TASK INPUTS —
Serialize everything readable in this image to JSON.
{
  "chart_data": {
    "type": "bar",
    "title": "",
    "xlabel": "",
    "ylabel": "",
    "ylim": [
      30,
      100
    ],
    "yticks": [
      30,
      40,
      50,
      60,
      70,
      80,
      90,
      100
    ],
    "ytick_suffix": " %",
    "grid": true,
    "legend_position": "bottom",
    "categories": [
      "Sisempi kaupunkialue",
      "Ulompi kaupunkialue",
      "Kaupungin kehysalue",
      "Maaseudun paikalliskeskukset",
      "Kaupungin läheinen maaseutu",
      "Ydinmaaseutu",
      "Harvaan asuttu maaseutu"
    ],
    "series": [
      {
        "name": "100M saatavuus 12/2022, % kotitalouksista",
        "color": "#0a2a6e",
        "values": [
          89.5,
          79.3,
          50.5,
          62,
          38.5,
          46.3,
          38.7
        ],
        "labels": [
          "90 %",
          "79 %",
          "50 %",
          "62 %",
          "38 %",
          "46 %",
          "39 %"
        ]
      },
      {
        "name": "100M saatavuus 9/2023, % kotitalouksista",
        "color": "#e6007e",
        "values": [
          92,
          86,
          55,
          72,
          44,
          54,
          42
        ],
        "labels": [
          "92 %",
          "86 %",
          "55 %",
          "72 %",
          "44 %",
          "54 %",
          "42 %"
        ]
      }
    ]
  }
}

WRITTEN EXERCISE — Your task is to transcribe the material exactly.

ANSWER —
Serialize everything readable in this image to JSON.
{
  "chart_data": {
    "type": "bar",
    "title": "",
    "xlabel": "",
    "ylabel": "",
    "ylim": [
      30,
      100
    ],
    "yticks": [
      30,
      40,
      50,
      60,
      70,
      80,
      90,
      100
    ],
    "ytick_suffix": " %",
    "grid": true,
    "legend_position": "bottom",
    "categories": [
      "Sisempi kaupunkialue",
      "Ulompi kaupunkialue",
      "Kaupungin kehysalue",
      "Maaseudun paikalliskeskukset",
      "Kaupungin läheinen maaseutu",
      "Ydinmaaseutu",
      "Harvaan asuttu maaseutu"
    ],
    "series": [
      {
        "name": "100M saatavuus 12/2022, % kotitalouksista",
        "color": "#0a2a6e",
        "values": [
          89.5,
          79.3,
          50.5,
          62,
          38.5,
          46.3,
          38.7
        ],
        "labels": [
          "90 %",
          "79 %",
          "50 %",
          "62 %",
          "38 %",
          "46 %",
          "39 %"
        ]
      },
      {
        "name": "100M saatavuus 9/2023, % kotitalouksista",
        "color": "#e6007e",
        "values": [
          92,
          86,
          55,
          72,
          44,
          54,
          42
        ],
        "labels": [
          "92 %",
          "86 %",
          "55 %",
          "72 %",
          "44 %",
          "54 %",
          "42 %"
        ]
      }
    ]
  }
}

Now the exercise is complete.